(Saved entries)
>>>>>
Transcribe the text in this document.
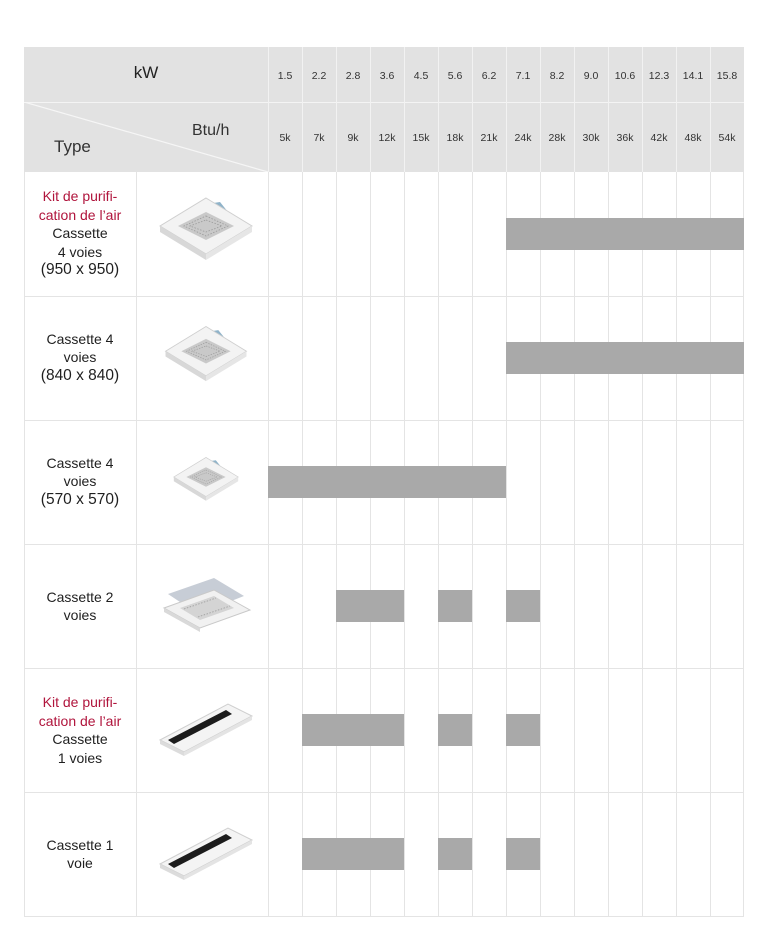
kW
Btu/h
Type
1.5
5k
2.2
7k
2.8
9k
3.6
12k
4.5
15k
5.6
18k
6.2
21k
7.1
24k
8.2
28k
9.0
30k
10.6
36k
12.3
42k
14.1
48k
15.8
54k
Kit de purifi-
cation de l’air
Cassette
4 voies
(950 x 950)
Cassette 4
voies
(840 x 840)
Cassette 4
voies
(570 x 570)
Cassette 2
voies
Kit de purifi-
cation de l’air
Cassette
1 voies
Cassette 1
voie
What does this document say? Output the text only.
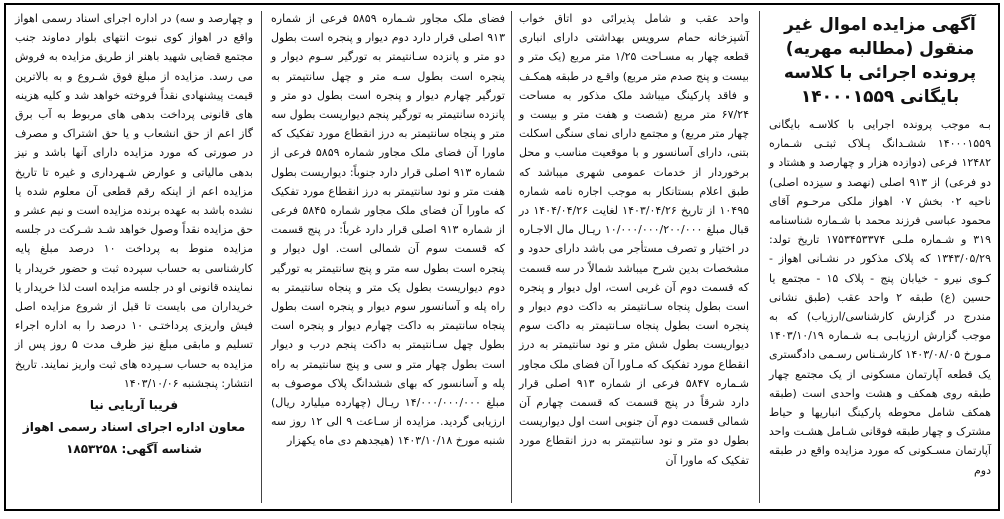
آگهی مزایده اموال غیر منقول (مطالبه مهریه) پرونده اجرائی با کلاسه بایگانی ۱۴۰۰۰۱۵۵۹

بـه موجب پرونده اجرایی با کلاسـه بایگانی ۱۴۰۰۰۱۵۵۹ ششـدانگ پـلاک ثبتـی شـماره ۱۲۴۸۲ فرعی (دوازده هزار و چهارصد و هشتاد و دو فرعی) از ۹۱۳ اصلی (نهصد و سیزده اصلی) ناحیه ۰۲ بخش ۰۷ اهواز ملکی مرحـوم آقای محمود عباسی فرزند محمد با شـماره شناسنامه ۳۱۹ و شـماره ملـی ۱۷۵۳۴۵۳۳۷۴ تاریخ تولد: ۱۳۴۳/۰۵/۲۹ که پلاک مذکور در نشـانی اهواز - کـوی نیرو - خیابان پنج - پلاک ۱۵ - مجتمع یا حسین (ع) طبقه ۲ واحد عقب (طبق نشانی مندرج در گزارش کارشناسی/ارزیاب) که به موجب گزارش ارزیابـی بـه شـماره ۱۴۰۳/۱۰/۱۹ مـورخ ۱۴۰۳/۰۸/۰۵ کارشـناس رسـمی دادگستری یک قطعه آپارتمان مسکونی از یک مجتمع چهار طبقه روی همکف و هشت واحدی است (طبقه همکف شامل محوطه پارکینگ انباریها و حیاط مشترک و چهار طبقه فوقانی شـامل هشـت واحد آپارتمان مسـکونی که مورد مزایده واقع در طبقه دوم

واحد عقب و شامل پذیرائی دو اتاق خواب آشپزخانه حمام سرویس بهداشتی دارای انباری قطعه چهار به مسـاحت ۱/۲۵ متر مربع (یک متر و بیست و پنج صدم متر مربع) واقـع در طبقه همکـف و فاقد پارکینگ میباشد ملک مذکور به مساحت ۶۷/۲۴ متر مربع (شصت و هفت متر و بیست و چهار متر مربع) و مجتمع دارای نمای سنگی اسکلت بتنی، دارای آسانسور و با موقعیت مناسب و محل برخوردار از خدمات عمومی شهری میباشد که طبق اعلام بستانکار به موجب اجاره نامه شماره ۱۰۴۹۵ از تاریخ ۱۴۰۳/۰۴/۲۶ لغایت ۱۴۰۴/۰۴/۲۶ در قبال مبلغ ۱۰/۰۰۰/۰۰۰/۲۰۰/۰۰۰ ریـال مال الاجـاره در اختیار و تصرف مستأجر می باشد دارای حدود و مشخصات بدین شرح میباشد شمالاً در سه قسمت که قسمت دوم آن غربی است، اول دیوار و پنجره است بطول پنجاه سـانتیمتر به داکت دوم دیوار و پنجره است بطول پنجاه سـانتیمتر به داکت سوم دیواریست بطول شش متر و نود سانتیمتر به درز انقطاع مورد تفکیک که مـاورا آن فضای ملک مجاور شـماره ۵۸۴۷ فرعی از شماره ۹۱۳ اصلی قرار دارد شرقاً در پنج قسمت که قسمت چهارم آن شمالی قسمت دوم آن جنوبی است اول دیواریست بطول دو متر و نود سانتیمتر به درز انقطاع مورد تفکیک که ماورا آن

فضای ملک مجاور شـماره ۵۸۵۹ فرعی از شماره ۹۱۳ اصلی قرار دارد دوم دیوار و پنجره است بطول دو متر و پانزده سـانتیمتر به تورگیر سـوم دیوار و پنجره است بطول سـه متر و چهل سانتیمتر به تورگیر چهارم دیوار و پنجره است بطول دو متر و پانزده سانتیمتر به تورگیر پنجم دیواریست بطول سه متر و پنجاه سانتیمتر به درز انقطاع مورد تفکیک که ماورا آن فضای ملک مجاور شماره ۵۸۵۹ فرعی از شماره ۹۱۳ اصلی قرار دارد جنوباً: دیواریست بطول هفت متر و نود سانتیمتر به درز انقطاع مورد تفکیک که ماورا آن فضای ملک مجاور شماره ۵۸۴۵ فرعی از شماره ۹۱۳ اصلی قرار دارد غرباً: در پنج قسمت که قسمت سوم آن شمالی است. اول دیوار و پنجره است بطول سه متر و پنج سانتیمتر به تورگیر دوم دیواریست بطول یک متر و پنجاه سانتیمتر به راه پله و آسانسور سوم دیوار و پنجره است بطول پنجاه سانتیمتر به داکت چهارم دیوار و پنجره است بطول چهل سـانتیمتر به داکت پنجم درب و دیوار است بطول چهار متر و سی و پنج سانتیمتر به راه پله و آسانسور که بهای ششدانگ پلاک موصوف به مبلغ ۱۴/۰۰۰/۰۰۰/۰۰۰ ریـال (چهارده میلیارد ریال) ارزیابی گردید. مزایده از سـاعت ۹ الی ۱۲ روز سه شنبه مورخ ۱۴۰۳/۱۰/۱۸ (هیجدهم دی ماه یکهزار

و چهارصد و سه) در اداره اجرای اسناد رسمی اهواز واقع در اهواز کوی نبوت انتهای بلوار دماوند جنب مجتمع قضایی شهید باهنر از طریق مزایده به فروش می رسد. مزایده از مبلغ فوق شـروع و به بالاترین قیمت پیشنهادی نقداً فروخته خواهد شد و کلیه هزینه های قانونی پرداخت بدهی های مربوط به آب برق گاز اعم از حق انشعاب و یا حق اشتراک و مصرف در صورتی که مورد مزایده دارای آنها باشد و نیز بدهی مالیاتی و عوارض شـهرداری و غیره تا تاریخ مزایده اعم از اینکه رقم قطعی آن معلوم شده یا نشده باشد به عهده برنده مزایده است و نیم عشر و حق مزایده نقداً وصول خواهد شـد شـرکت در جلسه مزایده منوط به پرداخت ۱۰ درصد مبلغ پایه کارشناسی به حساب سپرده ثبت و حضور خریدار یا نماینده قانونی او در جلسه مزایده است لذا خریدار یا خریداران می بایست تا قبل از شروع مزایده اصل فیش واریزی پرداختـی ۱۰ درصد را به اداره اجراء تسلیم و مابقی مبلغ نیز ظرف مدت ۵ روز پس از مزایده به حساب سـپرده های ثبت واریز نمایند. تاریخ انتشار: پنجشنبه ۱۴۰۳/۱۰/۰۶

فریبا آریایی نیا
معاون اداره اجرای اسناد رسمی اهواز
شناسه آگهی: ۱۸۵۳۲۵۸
<<<<<
(Brief)
Repeat the data exactly in full, omitting its pictures.

(Output)
Transcribe the text in this document.
kW
Btu/h
Type
1.5
5k
2.2
7k
2.8
9k
3.6
12k
4.5
15k
5.6
18k
6.2
21k
7.1
24k
8.2
28k
9.0
30k
10.6
36k
12.3
42k
14.1
48k
15.8
54k
Kit de purifi-
cation de l’air
Cassette
4 voies
(950 x 950)
Cassette 4
voies
(840 x 840)
Cassette 4
voies
(570 x 570)
Cassette 2
voies
Kit de purifi-
cation de l’air
Cassette
1 voies
Cassette 1
voie
What does this document say? Output the text only.
آگهی مزایده اموال غیر منقول (مطالبه مهریه) پرونده اجرائی با کلاسه بایگانی ۱۴۰۰۰۱۵۵۹

بـه موجب پرونده اجرایی با کلاسـه بایگانی ۱۴۰۰۰۱۵۵۹ ششـدانگ پـلاک ثبتـی شـماره ۱۲۴۸۲ فرعی (دوازده هزار و چهارصد و هشتاد و دو فرعی) از ۹۱۳ اصلی (نهصد و سیزده اصلی) ناحیه ۰۲ بخش ۰۷ اهواز ملکی مرحـوم آقای محمود عباسی فرزند محمد با شـماره شناسنامه ۳۱۹ و شـماره ملـی ۱۷۵۳۴۵۳۳۷۴ تاریخ تولد: ۱۳۴۳/۰۵/۲۹ که پلاک مذکور در نشـانی اهواز - کـوی نیرو - خیابان پنج - پلاک ۱۵ - مجتمع یا حسین (ع) طبقه ۲ واحد عقب (طبق نشانی مندرج در گزارش کارشناسی/ارزیاب) که به موجب گزارش ارزیابـی بـه شـماره ۱۴۰۳/۱۰/۱۹ مـورخ ۱۴۰۳/۰۸/۰۵ کارشـناس رسـمی دادگستری یک قطعه آپارتمان مسکونی از یک مجتمع چهار طبقه روی همکف و هشت واحدی است (طبقه همکف شامل محوطه پارکینگ انباریها و حیاط مشترک و چهار طبقه فوقانی شـامل هشـت واحد آپارتمان مسـکونی که مورد مزایده واقع در طبقه دوم

واحد عقب و شامل پذیرائی دو اتاق خواب آشپزخانه حمام سرویس بهداشتی دارای انباری قطعه چهار به مسـاحت ۱/۲۵ متر مربع (یک متر و بیست و پنج صدم متر مربع) واقـع در طبقه همکـف و فاقد پارکینگ میباشد ملک مذکور به مساحت ۶۷/۲۴ متر مربع (شصت و هفت متر و بیست و چهار متر مربع) و مجتمع دارای نمای سنگی اسکلت بتنی، دارای آسانسور و با موقعیت مناسب و محل برخوردار از خدمات عمومی شهری میباشد که طبق اعلام بستانکار به موجب اجاره نامه شماره ۱۰۴۹۵ از تاریخ ۱۴۰۳/۰۴/۲۶ لغایت ۱۴۰۴/۰۴/۲۶ در قبال مبلغ ۱۰/۰۰۰/۰۰۰/۲۰۰/۰۰۰ ریـال مال الاجـاره در اختیار و تصرف مستأجر می باشد دارای حدود و مشخصات بدین شرح میباشد شمالاً در سه قسمت که قسمت دوم آن غربی است، اول دیوار و پنجره است بطول پنجاه سـانتیمتر به داکت دوم دیوار و پنجره است بطول پنجاه سـانتیمتر به داکت سوم دیواریست بطول شش متر و نود سانتیمتر به درز انقطاع مورد تفکیک که مـاورا آن فضای ملک مجاور شـماره ۵۸۴۷ فرعی از شماره ۹۱۳ اصلی قرار دارد شرقاً در پنج قسمت که قسمت چهارم آن شمالی قسمت دوم آن جنوبی است اول دیواریست بطول دو متر و نود سانتیمتر به درز انقطاع مورد تفکیک که ماورا آن

فضای ملک مجاور شـماره ۵۸۵۹ فرعی از شماره ۹۱۳ اصلی قرار دارد دوم دیوار و پنجره است بطول دو متر و پانزده سـانتیمتر به تورگیر سـوم دیوار و پنجره است بطول سـه متر و چهل سانتیمتر به تورگیر چهارم دیوار و پنجره است بطول دو متر و پانزده سانتیمتر به تورگیر پنجم دیواریست بطول سه متر و پنجاه سانتیمتر به درز انقطاع مورد تفکیک که ماورا آن فضای ملک مجاور شماره ۵۸۵۹ فرعی از شماره ۹۱۳ اصلی قرار دارد جنوباً: دیواریست بطول هفت متر و نود سانتیمتر به درز انقطاع مورد تفکیک که ماورا آن فضای ملک مجاور شماره ۵۸۴۵ فرعی از شماره ۹۱۳ اصلی قرار دارد غرباً: در پنج قسمت که قسمت سوم آن شمالی است. اول دیوار و پنجره است بطول سه متر و پنج سانتیمتر به تورگیر دوم دیواریست بطول یک متر و پنجاه سانتیمتر به راه پله و آسانسور سوم دیوار و پنجره است بطول پنجاه سانتیمتر به داکت چهارم دیوار و پنجره است بطول چهل سـانتیمتر به داکت پنجم درب و دیوار است بطول چهار متر و سی و پنج سانتیمتر به راه پله و آسانسور که بهای ششدانگ پلاک موصوف به مبلغ ۱۴/۰۰۰/۰۰۰/۰۰۰ ریـال (چهارده میلیارد ریال) ارزیابی گردید. مزایده از سـاعت ۹ الی ۱۲ روز سه شنبه مورخ ۱۴۰۳/۱۰/۱۸ (هیجدهم دی ماه یکهزار

و چهارصد و سه) در اداره اجرای اسناد رسمی اهواز واقع در اهواز کوی نبوت انتهای بلوار دماوند جنب مجتمع قضایی شهید باهنر از طریق مزایده به فروش می رسد. مزایده از مبلغ فوق شـروع و به بالاترین قیمت پیشنهادی نقداً فروخته خواهد شد و کلیه هزینه های قانونی پرداخت بدهی های مربوط به آب برق گاز اعم از حق انشعاب و یا حق اشتراک و مصرف در صورتی که مورد مزایده دارای آنها باشد و نیز بدهی مالیاتی و عوارض شـهرداری و غیره تا تاریخ مزایده اعم از اینکه رقم قطعی آن معلوم شده یا نشده باشد به عهده برنده مزایده است و نیم عشر و حق مزایده نقداً وصول خواهد شـد شـرکت در جلسه مزایده منوط به پرداخت ۱۰ درصد مبلغ پایه کارشناسی به حساب سپرده ثبت و حضور خریدار یا نماینده قانونی او در جلسه مزایده است لذا خریدار یا خریداران می بایست تا قبل از شروع مزایده اصل فیش واریزی پرداختـی ۱۰ درصد را به اداره اجراء تسلیم و مابقی مبلغ نیز ظرف مدت ۵ روز پس از مزایده به حساب سـپرده های ثبت واریز نمایند. تاریخ انتشار: پنجشنبه ۱۴۰۳/۱۰/۰۶

فریبا آریایی نیا
معاون اداره اجرای اسناد رسمی اهواز
شناسه آگهی: ۱۸۵۳۲۵۸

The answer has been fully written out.